### Exercise requirements
Reproduce the material verbatim, starting at the line containing "49, 573, 64]" and ending after the line containing "192, 263, 227]".

>> START The input

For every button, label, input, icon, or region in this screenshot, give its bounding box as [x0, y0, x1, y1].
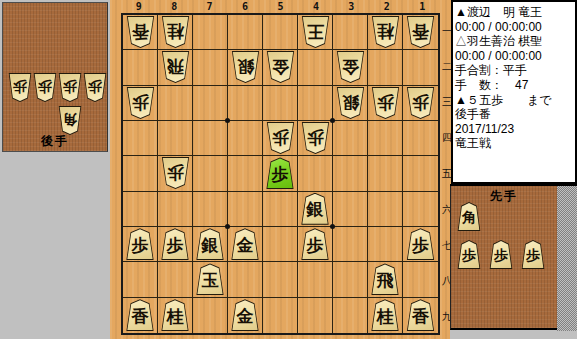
info-line: 00:00 / 00:00:00	[455, 49, 573, 64]
koma-glyph: 歩	[33, 80, 57, 94]
koma-glyph: 歩	[58, 80, 82, 94]
square-18	[403, 262, 438, 297]
koma-gote-銀[interactable]: 銀	[231, 51, 260, 83]
koma-gote-歩[interactable]: 歩	[266, 122, 295, 154]
square-66	[228, 192, 263, 227]
koma-glyph: 飛	[371, 272, 400, 289]
square-22	[368, 50, 403, 85]
koma-sente-金[interactable]: 金	[231, 299, 260, 331]
koma-gote-歩[interactable]: 歩	[33, 73, 57, 102]
file-label: 3	[334, 0, 369, 13]
info-panel: ▲渡辺 明 竜王00:00 / 00:00:00△羽生善治 棋聖00:00 / …	[451, 0, 577, 184]
square-34	[333, 121, 368, 156]
koma-glyph: 金	[231, 236, 260, 253]
square-94	[123, 121, 158, 156]
info-line: 手合割：平手	[455, 63, 573, 78]
koma-glyph: 香	[406, 23, 435, 40]
square-16	[403, 192, 438, 227]
koma-gote-歩[interactable]: 歩	[126, 87, 155, 119]
square-17: 歩	[403, 227, 438, 262]
square-21: 桂	[368, 15, 403, 50]
koma-gote-歩[interactable]: 歩	[406, 87, 435, 119]
info-line: ▲５五歩 まで	[455, 93, 573, 108]
square-44: 歩	[298, 121, 333, 156]
koma-sente-銀[interactable]: 銀	[301, 193, 330, 225]
square-88	[158, 262, 193, 297]
info-line: 竜王戦	[455, 136, 573, 151]
koma-sente-桂[interactable]: 桂	[371, 299, 400, 331]
square-72	[193, 50, 228, 85]
koma-gote-桂[interactable]: 桂	[161, 16, 190, 48]
koma-glyph: 歩	[371, 94, 400, 111]
koma-gote-歩[interactable]: 歩	[161, 157, 190, 189]
square-53	[263, 86, 298, 121]
koma-glyph: 歩	[301, 236, 330, 253]
koma-glyph: 銀	[231, 58, 260, 75]
square-69: 金	[228, 298, 263, 333]
koma-gote-飛[interactable]: 飛	[161, 51, 190, 83]
square-13: 歩	[403, 86, 438, 121]
koma-glyph: 銀	[336, 94, 365, 111]
koma-glyph: 香	[126, 23, 155, 40]
koma-sente-歩[interactable]: 歩	[161, 228, 190, 260]
koma-sente-玉[interactable]: 玉	[196, 263, 225, 295]
koma-gote-香[interactable]: 香	[406, 16, 435, 48]
square-54: 歩	[263, 121, 298, 156]
koma-sente-歩[interactable]: 歩	[489, 240, 513, 269]
koma-glyph: 歩	[406, 236, 435, 253]
square-79	[193, 298, 228, 333]
koma-sente-角[interactable]: 角	[457, 202, 481, 231]
square-85: 歩	[158, 156, 193, 191]
square-82: 飛	[158, 50, 193, 85]
info-line: 後手番	[455, 107, 573, 122]
info-line: △羽生善治 棋聖	[455, 34, 573, 49]
koma-sente-銀[interactable]: 銀	[196, 228, 225, 260]
koma-sente-歩[interactable]: 歩	[126, 228, 155, 260]
info-line: 手 数： 47	[455, 78, 573, 93]
square-45	[298, 156, 333, 191]
star-point	[225, 118, 230, 123]
square-95	[123, 156, 158, 191]
square-68	[228, 262, 263, 297]
square-47: 歩	[298, 227, 333, 262]
file-label: 8	[156, 0, 191, 13]
square-33: 銀	[333, 86, 368, 121]
square-64	[228, 121, 263, 156]
square-49	[298, 298, 333, 333]
koma-glyph: 歩	[457, 248, 481, 262]
koma-glyph: 桂	[161, 307, 190, 324]
square-84	[158, 121, 193, 156]
koma-glyph: 歩	[126, 236, 155, 253]
square-43	[298, 86, 333, 121]
info-line: 00:00 / 00:00:00	[455, 20, 573, 35]
koma-glyph: 玉	[196, 272, 225, 289]
info-line: 2017/11/23	[455, 122, 573, 137]
square-41: 王	[298, 15, 333, 50]
koma-glyph: 金	[231, 307, 260, 324]
square-39	[333, 298, 368, 333]
star-point	[330, 224, 335, 229]
koma-sente-歩[interactable]: 歩	[301, 228, 330, 260]
square-57	[263, 227, 298, 262]
square-36	[333, 192, 368, 227]
square-81: 桂	[158, 15, 193, 50]
gote-hand-tray: 歩歩歩歩角 後手	[2, 2, 108, 152]
koma-gote-金[interactable]: 金	[266, 51, 295, 83]
file-label: 5	[263, 0, 298, 13]
koma-sente-歩[interactable]: 歩	[457, 240, 481, 269]
square-86	[158, 192, 193, 227]
koma-glyph: 歩	[83, 80, 107, 94]
koma-sente-歩[interactable]: 歩	[406, 228, 435, 260]
koma-gote-角[interactable]: 角	[58, 106, 82, 135]
square-52: 金	[263, 50, 298, 85]
koma-glyph: 歩	[301, 129, 330, 146]
koma-sente-桂[interactable]: 桂	[161, 299, 190, 331]
gote-hand-pieces: 歩歩歩歩角	[3, 3, 107, 151]
square-38	[333, 262, 368, 297]
file-label: 7	[192, 0, 227, 13]
koma-glyph: 金	[336, 58, 365, 75]
square-74	[193, 121, 228, 156]
square-77: 銀	[193, 227, 228, 262]
sente-hand-tray: 先手 角歩歩歩	[450, 186, 557, 330]
square-42	[298, 50, 333, 85]
square-73	[193, 86, 228, 121]
square-63	[228, 86, 263, 121]
koma-sente-香[interactable]: 香	[126, 299, 155, 331]
koma-glyph: 歩	[406, 94, 435, 111]
square-26	[368, 192, 403, 227]
file-label: 2	[369, 0, 404, 13]
koma-gote-香[interactable]: 香	[126, 16, 155, 48]
shogi-viewer-window: 歩歩歩歩角 後手 987654321 一二三四五六七八九 香桂王桂香飛銀金金歩銀…	[0, 0, 577, 339]
square-35	[333, 156, 368, 191]
square-51	[263, 15, 298, 50]
square-61	[228, 15, 263, 50]
square-76	[193, 192, 228, 227]
koma-sente-金[interactable]: 金	[231, 228, 260, 260]
koma-glyph: 銀	[196, 236, 225, 253]
square-28: 飛	[368, 262, 403, 297]
square-46: 銀	[298, 192, 333, 227]
file-label: 6	[227, 0, 262, 13]
square-29: 桂	[368, 298, 403, 333]
square-93: 歩	[123, 86, 158, 121]
file-label: 9	[121, 0, 156, 13]
square-32: 金	[333, 50, 368, 85]
koma-gote-銀[interactable]: 銀	[336, 87, 365, 119]
square-24	[368, 121, 403, 156]
square-11: 香	[403, 15, 438, 50]
koma-sente-歩-lastmove[interactable]: 歩	[266, 157, 295, 189]
koma-glyph: 王	[301, 23, 330, 40]
koma-glyph: 桂	[371, 23, 400, 40]
koma-glyph: 香	[126, 307, 155, 324]
square-96	[123, 192, 158, 227]
square-31	[333, 15, 368, 50]
sente-hand-pieces: 角歩歩歩	[451, 186, 557, 328]
koma-glyph: 歩	[266, 129, 295, 146]
star-point	[225, 224, 230, 229]
koma-gote-金[interactable]: 金	[336, 51, 365, 83]
square-97: 歩	[123, 227, 158, 262]
info-line: ▲渡辺 明 竜王	[455, 5, 573, 20]
koma-glyph: 歩	[266, 166, 295, 183]
koma-glyph: 銀	[301, 201, 330, 218]
koma-glyph: 歩	[489, 248, 513, 262]
koma-gote-歩[interactable]: 歩	[83, 73, 107, 102]
koma-sente-歩[interactable]: 歩	[521, 240, 545, 269]
koma-glyph: 角	[58, 113, 82, 127]
square-75	[193, 156, 228, 191]
board-area: 987654321 一二三四五六七八九 香桂王桂香飛銀金金歩銀歩歩歩歩歩歩銀歩歩…	[110, 0, 451, 339]
koma-gote-歩[interactable]: 歩	[371, 87, 400, 119]
square-48	[298, 262, 333, 297]
square-37	[333, 227, 368, 262]
square-98	[123, 262, 158, 297]
koma-gote-歩[interactable]: 歩	[8, 73, 32, 102]
square-65	[228, 156, 263, 191]
shogi-board-grid: 香桂王桂香飛銀金金歩銀歩歩歩歩歩歩銀歩歩銀金歩歩玉飛香桂金桂香	[121, 13, 440, 335]
file-label: 1	[405, 0, 440, 13]
square-14	[403, 121, 438, 156]
square-83	[158, 86, 193, 121]
koma-gote-王[interactable]: 王	[301, 16, 330, 48]
square-87: 歩	[158, 227, 193, 262]
square-78: 玉	[193, 262, 228, 297]
square-15	[403, 156, 438, 191]
square-62: 銀	[228, 50, 263, 85]
square-92	[123, 50, 158, 85]
square-12	[403, 50, 438, 85]
file-labels: 987654321	[121, 0, 440, 13]
koma-glyph: 金	[266, 58, 295, 75]
koma-glyph: 歩	[521, 248, 545, 262]
gote-tray-label: 後手	[3, 133, 107, 150]
square-59	[263, 298, 298, 333]
square-67: 金	[228, 227, 263, 262]
square-27	[368, 227, 403, 262]
koma-gote-歩[interactable]: 歩	[58, 73, 82, 102]
square-23: 歩	[368, 86, 403, 121]
koma-glyph: 桂	[371, 307, 400, 324]
square-99: 香	[123, 298, 158, 333]
koma-glyph: 角	[457, 210, 481, 224]
square-71	[193, 15, 228, 50]
koma-gote-桂[interactable]: 桂	[371, 16, 400, 48]
file-label: 4	[298, 0, 333, 13]
square-89: 桂	[158, 298, 193, 333]
star-point	[330, 118, 335, 123]
koma-glyph: 歩	[8, 80, 32, 94]
koma-glyph: 香	[406, 307, 435, 324]
square-25	[368, 156, 403, 191]
koma-glyph: 歩	[161, 236, 190, 253]
koma-sente-飛[interactable]: 飛	[371, 263, 400, 295]
koma-glyph: 歩	[161, 164, 190, 181]
koma-gote-歩[interactable]: 歩	[301, 122, 330, 154]
square-56	[263, 192, 298, 227]
koma-glyph: 桂	[161, 23, 190, 40]
square-58	[263, 262, 298, 297]
square-91: 香	[123, 15, 158, 50]
square-19: 香	[403, 298, 438, 333]
koma-sente-香[interactable]: 香	[406, 299, 435, 331]
vertical-scrollbar[interactable]	[557, 186, 577, 331]
koma-glyph: 歩	[126, 94, 155, 111]
koma-glyph: 飛	[161, 58, 190, 75]
square-55: 歩	[263, 156, 298, 191]
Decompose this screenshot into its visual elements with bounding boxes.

>> END The input

### Finished exercise
info-line: 00:00 / 00:00:00	[455, 49, 573, 64]
koma-glyph: 歩	[33, 80, 57, 94]
koma-glyph: 歩	[58, 80, 82, 94]
square-18	[403, 262, 438, 297]
koma-gote-銀[interactable]: 銀	[231, 51, 260, 83]
koma-gote-歩[interactable]: 歩	[266, 122, 295, 154]
square-66	[228, 192, 263, 227]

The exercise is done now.